Dataset excerpts >>
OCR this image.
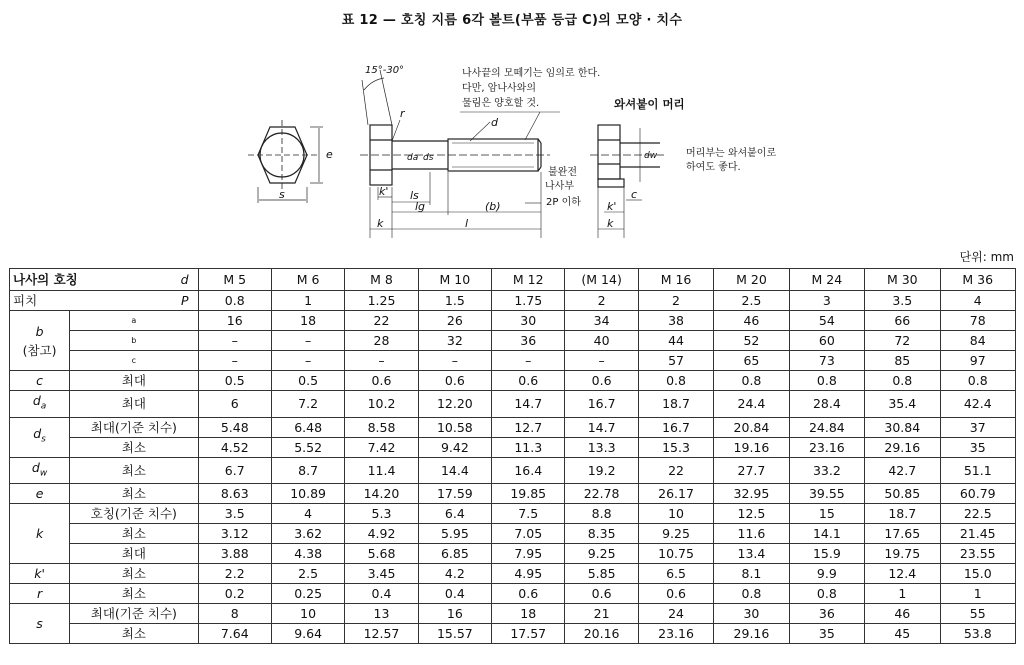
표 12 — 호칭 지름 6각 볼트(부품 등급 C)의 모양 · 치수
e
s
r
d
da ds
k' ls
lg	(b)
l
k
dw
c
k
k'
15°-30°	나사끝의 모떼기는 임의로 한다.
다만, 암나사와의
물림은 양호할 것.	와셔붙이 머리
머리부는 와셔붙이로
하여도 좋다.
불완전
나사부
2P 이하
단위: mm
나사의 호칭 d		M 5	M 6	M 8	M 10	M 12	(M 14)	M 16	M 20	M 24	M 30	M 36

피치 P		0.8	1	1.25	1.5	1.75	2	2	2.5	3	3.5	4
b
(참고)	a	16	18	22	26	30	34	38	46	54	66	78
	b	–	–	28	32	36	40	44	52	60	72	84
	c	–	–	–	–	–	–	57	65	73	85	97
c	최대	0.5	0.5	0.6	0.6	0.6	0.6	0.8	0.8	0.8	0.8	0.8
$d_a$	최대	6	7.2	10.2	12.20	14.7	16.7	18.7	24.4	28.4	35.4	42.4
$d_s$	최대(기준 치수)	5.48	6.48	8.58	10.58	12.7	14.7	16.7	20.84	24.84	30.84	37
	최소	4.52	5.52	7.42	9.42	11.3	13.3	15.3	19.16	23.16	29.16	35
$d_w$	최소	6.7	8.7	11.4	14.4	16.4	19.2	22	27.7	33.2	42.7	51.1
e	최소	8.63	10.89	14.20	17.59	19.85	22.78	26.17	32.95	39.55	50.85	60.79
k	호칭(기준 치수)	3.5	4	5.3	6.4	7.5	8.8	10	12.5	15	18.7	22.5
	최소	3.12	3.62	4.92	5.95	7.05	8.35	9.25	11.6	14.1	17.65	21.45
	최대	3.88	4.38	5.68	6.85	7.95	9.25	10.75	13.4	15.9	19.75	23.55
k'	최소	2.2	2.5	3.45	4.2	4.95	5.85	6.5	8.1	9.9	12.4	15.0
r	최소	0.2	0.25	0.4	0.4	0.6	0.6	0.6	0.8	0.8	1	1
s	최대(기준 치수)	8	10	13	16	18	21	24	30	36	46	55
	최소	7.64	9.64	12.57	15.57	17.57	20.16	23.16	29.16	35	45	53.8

What you should do >>
All of the material above needs to be restated exactly, with no pictures.

Task answer >>
OCR this image.
표 12 — 호칭 지름 6각 볼트(부품 등급 C)의 모양 · 치수
e
s
r
d
da ds
k' ls
lg	(b)
l
k
dw
c
k
k'
15°-30°	나사끝의 모떼기는 임의로 한다.
다만, 암나사와의
물림은 양호할 것.	와셔붙이 머리
머리부는 와셔붙이로
하여도 좋다.
불완전
나사부
2P 이하
단위: mm
나사의 호칭 d		M 5	M 6	M 8	M 10	M 12	(M 14)	M 16	M 20	M 24	M 30	M 36

피치 P		0.8	1	1.25	1.5	1.75	2	2	2.5	3	3.5	4
b
(참고)	a	16	18	22	26	30	34	38	46	54	66	78
	b	–	–	28	32	36	40	44	52	60	72	84
	c	–	–	–	–	–	–	57	65	73	85	97
c	최대	0.5	0.5	0.6	0.6	0.6	0.6	0.8	0.8	0.8	0.8	0.8
$d_a$	최대	6	7.2	10.2	12.20	14.7	16.7	18.7	24.4	28.4	35.4	42.4
$d_s$	최대(기준 치수)	5.48	6.48	8.58	10.58	12.7	14.7	16.7	20.84	24.84	30.84	37
	최소	4.52	5.52	7.42	9.42	11.3	13.3	15.3	19.16	23.16	29.16	35
$d_w$	최소	6.7	8.7	11.4	14.4	16.4	19.2	22	27.7	33.2	42.7	51.1
e	최소	8.63	10.89	14.20	17.59	19.85	22.78	26.17	32.95	39.55	50.85	60.79
k	호칭(기준 치수)	3.5	4	5.3	6.4	7.5	8.8	10	12.5	15	18.7	22.5
	최소	3.12	3.62	4.92	5.95	7.05	8.35	9.25	11.6	14.1	17.65	21.45
	최대	3.88	4.38	5.68	6.85	7.95	9.25	10.75	13.4	15.9	19.75	23.55
k'	최소	2.2	2.5	3.45	4.2	4.95	5.85	6.5	8.1	9.9	12.4	15.0
r	최소	0.2	0.25	0.4	0.4	0.6	0.6	0.6	0.8	0.8	1	1
s	최대(기준 치수)	8	10	13	16	18	21	24	30	36	46	55
	최소	7.64	9.64	12.57	15.57	17.57	20.16	23.16	29.16	35	45	53.8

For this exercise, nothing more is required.